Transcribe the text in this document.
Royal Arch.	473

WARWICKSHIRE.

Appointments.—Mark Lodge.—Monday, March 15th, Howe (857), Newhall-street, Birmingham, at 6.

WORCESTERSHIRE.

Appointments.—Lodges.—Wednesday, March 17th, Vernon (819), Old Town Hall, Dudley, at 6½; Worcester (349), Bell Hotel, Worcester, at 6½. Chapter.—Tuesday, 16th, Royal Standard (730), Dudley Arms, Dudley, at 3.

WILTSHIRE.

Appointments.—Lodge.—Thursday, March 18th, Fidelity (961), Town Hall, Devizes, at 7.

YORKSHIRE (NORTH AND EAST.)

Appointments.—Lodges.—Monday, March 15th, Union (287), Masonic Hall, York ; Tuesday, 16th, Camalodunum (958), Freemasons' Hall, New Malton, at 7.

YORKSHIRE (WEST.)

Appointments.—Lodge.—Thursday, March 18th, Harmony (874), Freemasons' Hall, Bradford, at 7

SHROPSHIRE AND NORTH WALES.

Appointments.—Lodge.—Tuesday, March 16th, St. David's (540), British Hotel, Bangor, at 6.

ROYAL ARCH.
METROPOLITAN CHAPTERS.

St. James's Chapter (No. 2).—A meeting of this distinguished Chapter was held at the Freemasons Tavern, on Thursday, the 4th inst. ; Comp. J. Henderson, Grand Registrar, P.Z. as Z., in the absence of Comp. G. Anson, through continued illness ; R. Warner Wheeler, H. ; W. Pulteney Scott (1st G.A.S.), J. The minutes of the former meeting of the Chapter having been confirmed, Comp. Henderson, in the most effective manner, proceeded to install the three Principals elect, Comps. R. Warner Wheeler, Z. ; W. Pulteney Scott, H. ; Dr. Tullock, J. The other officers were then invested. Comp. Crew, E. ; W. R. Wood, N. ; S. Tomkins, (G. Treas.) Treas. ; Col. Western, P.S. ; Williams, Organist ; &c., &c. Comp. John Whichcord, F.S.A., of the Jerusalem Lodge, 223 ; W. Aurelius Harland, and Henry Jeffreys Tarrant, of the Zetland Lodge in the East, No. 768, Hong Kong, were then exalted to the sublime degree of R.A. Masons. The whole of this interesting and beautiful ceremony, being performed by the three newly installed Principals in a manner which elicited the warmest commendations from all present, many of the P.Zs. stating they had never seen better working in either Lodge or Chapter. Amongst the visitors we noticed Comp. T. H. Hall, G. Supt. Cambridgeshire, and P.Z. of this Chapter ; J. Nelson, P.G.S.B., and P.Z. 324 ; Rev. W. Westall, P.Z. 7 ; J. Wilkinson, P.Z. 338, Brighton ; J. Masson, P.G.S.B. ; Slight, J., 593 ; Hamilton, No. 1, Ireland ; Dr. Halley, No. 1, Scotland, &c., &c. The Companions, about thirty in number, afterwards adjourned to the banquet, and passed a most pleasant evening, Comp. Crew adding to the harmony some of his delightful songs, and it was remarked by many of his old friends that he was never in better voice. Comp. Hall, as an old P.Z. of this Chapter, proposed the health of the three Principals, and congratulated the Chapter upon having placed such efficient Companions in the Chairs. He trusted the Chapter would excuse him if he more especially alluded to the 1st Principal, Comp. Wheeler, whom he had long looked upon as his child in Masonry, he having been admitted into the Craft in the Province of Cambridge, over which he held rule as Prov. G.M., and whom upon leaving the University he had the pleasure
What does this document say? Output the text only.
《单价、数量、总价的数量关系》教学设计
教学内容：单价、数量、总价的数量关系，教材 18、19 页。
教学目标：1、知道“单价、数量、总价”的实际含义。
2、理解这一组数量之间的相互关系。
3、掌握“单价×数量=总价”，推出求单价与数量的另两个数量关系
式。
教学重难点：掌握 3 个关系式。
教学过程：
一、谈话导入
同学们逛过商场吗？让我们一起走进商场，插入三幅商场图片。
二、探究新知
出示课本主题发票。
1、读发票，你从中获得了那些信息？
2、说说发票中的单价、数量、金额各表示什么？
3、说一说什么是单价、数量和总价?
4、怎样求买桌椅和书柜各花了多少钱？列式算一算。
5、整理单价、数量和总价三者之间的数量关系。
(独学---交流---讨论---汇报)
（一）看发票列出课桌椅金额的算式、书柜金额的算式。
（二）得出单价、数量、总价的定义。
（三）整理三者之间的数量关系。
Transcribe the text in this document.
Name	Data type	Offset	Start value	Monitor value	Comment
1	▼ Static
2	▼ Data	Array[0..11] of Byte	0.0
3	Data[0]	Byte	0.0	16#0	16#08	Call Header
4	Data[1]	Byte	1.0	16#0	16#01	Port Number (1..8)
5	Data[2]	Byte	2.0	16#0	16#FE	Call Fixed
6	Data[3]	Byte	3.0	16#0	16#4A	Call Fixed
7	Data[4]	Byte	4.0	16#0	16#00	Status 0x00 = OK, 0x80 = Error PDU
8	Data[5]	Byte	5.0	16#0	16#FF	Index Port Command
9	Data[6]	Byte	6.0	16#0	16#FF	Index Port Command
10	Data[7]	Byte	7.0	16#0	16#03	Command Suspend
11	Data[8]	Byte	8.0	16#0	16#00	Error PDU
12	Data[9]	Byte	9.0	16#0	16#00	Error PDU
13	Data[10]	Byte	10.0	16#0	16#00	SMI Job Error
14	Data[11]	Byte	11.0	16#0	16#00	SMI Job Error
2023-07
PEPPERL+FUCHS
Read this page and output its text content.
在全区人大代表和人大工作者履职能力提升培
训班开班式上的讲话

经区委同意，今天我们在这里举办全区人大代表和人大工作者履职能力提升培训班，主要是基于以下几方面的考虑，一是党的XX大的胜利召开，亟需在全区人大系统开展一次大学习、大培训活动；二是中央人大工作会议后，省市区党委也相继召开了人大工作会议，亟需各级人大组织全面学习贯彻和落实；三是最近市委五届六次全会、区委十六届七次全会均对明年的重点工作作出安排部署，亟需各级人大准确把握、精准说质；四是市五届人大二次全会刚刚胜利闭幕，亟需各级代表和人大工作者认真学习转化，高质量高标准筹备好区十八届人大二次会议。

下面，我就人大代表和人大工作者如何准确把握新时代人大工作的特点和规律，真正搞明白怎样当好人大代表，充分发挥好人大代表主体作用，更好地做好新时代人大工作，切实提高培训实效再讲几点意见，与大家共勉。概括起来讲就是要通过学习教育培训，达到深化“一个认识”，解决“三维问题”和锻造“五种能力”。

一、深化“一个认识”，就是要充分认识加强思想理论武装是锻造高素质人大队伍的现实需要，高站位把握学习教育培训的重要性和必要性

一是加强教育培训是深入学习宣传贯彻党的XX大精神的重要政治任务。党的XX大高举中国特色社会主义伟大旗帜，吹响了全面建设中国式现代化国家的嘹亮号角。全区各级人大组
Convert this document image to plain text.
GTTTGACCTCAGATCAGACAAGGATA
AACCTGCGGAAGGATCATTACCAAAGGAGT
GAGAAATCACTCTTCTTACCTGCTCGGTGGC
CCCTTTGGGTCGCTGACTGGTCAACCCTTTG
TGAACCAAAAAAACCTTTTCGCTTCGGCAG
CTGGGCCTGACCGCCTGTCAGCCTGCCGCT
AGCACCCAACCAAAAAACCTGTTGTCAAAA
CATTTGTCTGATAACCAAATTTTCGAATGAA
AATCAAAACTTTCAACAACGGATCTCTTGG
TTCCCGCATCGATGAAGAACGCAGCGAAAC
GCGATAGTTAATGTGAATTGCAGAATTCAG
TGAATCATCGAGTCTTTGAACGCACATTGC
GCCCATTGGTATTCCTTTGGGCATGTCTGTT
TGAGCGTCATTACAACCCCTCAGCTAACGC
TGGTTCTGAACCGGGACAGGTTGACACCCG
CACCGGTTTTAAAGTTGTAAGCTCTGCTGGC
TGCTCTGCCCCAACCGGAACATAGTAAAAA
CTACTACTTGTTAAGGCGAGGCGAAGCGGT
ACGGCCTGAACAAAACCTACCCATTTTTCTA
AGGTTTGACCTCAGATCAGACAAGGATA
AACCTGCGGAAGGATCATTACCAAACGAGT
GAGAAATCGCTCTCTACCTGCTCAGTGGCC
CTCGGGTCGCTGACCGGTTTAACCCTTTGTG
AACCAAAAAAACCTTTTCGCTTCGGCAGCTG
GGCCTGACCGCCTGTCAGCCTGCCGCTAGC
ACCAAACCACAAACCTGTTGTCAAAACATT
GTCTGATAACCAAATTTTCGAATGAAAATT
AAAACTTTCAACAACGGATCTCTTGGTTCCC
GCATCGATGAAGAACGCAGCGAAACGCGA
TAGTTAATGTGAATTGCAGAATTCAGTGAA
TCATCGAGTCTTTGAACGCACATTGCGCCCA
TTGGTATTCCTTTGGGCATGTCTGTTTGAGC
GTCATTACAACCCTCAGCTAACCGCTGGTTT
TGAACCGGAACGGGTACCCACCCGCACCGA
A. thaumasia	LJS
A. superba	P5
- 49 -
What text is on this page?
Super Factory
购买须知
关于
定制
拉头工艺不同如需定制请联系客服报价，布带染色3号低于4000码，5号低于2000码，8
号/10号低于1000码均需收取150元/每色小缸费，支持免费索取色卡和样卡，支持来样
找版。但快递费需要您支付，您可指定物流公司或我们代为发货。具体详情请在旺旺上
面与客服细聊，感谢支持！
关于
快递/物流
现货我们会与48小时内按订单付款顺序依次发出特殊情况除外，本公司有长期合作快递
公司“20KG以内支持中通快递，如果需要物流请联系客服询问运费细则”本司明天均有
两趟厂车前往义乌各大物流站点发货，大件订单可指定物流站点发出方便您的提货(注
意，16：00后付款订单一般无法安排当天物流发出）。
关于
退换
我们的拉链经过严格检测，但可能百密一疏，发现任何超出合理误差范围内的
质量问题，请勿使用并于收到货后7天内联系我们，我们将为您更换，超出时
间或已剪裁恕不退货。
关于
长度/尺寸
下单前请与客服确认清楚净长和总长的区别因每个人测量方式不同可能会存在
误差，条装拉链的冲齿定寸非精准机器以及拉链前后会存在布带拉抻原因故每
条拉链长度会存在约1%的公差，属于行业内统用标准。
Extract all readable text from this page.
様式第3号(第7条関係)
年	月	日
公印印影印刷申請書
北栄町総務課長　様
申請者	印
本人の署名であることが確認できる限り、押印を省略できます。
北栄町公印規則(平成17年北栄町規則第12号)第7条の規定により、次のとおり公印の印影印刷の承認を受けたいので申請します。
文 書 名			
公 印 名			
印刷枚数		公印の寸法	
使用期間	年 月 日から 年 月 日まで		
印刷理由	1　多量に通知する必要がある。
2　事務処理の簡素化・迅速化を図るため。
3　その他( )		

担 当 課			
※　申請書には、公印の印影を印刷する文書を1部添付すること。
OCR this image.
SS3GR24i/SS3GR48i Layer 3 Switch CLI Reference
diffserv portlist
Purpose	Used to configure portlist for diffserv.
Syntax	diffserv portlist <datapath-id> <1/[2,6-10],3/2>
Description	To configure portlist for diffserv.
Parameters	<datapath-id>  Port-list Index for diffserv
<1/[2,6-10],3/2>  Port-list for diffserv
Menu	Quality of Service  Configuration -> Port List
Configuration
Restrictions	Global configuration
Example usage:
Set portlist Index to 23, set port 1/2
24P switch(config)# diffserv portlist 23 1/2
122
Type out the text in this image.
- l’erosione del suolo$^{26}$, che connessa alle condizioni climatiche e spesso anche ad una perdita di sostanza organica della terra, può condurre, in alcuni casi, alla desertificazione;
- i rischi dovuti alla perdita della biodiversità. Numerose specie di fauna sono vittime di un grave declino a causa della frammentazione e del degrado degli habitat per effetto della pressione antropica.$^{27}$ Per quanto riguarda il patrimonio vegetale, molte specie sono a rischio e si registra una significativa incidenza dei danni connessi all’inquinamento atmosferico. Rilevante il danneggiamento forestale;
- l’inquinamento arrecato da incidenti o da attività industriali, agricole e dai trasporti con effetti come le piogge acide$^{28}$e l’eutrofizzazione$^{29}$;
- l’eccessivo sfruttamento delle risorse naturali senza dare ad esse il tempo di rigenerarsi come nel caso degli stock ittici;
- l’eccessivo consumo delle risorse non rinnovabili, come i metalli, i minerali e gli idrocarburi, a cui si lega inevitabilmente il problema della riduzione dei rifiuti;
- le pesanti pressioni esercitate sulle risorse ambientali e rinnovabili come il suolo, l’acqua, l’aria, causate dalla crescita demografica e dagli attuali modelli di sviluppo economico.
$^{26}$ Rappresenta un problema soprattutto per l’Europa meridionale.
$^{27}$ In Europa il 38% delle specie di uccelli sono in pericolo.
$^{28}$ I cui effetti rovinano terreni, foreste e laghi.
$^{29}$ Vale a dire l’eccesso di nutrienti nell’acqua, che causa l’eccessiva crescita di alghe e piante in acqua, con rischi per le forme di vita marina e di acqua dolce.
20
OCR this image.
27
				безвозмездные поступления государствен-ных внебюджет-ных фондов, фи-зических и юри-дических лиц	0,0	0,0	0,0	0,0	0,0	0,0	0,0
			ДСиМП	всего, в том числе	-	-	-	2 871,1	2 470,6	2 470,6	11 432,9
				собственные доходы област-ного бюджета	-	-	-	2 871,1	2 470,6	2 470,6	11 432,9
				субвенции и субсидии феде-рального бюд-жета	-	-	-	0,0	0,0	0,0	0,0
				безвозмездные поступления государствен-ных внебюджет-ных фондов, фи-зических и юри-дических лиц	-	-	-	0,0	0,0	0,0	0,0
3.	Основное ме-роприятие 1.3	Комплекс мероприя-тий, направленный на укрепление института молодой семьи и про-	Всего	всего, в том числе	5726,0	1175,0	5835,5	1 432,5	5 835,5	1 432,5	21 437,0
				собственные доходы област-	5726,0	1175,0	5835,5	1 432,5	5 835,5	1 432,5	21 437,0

☆ ☆ ☆ ☆ ☆ ☆ ☆

WHAT THE TASK REQUIRES — Using the entries above, find all lines with "March". Copy them.

ANSWER —
Appointments.—Mark Lodge.—Monday, March 15th, Howe (857), Newhall-street, Birmingham, at 6.
Appointments.—Lodges.—Wednesday, March 17th, Vernon (819), Old Town Hall, Dudley, at 6½; Worcester (349), Bell Hotel, Worcester, at 6½. Chapter.—Tuesday, 16th, Royal Standard (730), Dudley Arms, Dudley, at 3.
Appointments.—Lodge.—Thursday, March 18th, Fidelity (961), Town Hall, Devizes, at 7.
Appointments.—Lodges.—Monday, March 15th, Union (287), Masonic Hall, York ; Tuesday, 16th, Camalodunum (958), Freemasons' Hall, New Malton, at 7.
Appointments.—Lodge.—Thursday, March 18th, Harmony (874), Freemasons' Hall, Bradford, at 7
Appointments.—Lodge.—Tuesday, March 16th, St. David's (540), British Hotel, Bangor, at 6.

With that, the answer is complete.